INSTRUCTIONS TO FOLLOW.
Copy out every line of the data exactly.

======== RAW RECORDS ========

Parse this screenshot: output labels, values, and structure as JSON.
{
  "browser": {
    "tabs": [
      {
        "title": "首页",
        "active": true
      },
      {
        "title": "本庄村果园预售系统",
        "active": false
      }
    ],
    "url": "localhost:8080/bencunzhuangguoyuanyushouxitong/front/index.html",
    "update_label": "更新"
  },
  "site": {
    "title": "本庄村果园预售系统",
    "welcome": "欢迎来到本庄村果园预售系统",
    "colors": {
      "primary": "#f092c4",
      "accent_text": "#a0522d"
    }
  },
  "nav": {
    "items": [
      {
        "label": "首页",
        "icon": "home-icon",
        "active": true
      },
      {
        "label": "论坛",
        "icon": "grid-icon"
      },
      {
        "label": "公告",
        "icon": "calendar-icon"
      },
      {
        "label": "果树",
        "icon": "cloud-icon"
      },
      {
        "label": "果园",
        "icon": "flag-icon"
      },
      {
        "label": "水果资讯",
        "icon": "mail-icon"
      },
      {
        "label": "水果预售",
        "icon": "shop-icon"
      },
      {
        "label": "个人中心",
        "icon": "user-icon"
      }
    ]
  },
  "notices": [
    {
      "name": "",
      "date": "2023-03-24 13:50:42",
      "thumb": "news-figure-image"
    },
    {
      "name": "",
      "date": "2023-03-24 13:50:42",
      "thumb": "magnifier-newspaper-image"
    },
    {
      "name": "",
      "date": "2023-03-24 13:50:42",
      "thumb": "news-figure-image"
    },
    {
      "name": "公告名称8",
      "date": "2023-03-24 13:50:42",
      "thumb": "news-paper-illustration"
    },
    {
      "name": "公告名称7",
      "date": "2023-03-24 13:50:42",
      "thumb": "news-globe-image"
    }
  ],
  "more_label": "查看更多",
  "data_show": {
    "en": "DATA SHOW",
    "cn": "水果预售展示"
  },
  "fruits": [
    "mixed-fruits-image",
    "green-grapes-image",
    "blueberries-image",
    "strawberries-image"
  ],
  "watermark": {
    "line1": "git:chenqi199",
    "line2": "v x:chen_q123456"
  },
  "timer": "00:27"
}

========

OUTPUT OF THE TASK.
Parse this screenshot: output labels, values, and structure as JSON.
{
  "browser": {
    "tabs": [
      {
        "title": "首页",
        "active": true
      },
      {
        "title": "本庄村果园预售系统",
        "active": false
      }
    ],
    "url": "localhost:8080/bencunzhuangguoyuanyushouxitong/front/index.html",
    "update_label": "更新"
  },
  "site": {
    "title": "本庄村果园预售系统",
    "welcome": "欢迎来到本庄村果园预售系统",
    "colors": {
      "primary": "#f092c4",
      "accent_text": "#a0522d"
    }
  },
  "nav": {
    "items": [
      {
        "label": "首页",
        "icon": "home-icon",
        "active": true
      },
      {
        "label": "论坛",
        "icon": "grid-icon"
      },
      {
        "label": "公告",
        "icon": "calendar-icon"
      },
      {
        "label": "果树",
        "icon": "cloud-icon"
      },
      {
        "label": "果园",
        "icon": "flag-icon"
      },
      {
        "label": "水果资讯",
        "icon": "mail-icon"
      },
      {
        "label": "水果预售",
        "icon": "shop-icon"
      },
      {
        "label": "个人中心",
        "icon": "user-icon"
      }
    ]
  },
  "notices": [
    {
      "name": "",
      "date": "2023-03-24 13:50:42",
      "thumb": "news-figure-image"
    },
    {
      "name": "",
      "date": "2023-03-24 13:50:42",
      "thumb": "magnifier-newspaper-image"
    },
    {
      "name": "",
      "date": "2023-03-24 13:50:42",
      "thumb": "news-figure-image"
    },
    {
      "name": "公告名称8",
      "date": "2023-03-24 13:50:42",
      "thumb": "news-paper-illustration"
    },
    {
      "name": "公告名称7",
      "date": "2023-03-24 13:50:42",
      "thumb": "news-globe-image"
    }
  ],
  "more_label": "查看更多",
  "data_show": {
    "en": "DATA SHOW",
    "cn": "水果预售展示"
  },
  "fruits": [
    "mixed-fruits-image",
    "green-grapes-image",
    "blueberries-image",
    "strawberries-image"
  ],
  "watermark": {
    "line1": "git:chenqi199",
    "line2": "v x:chen_q123456"
  },
  "timer": "00:27"
}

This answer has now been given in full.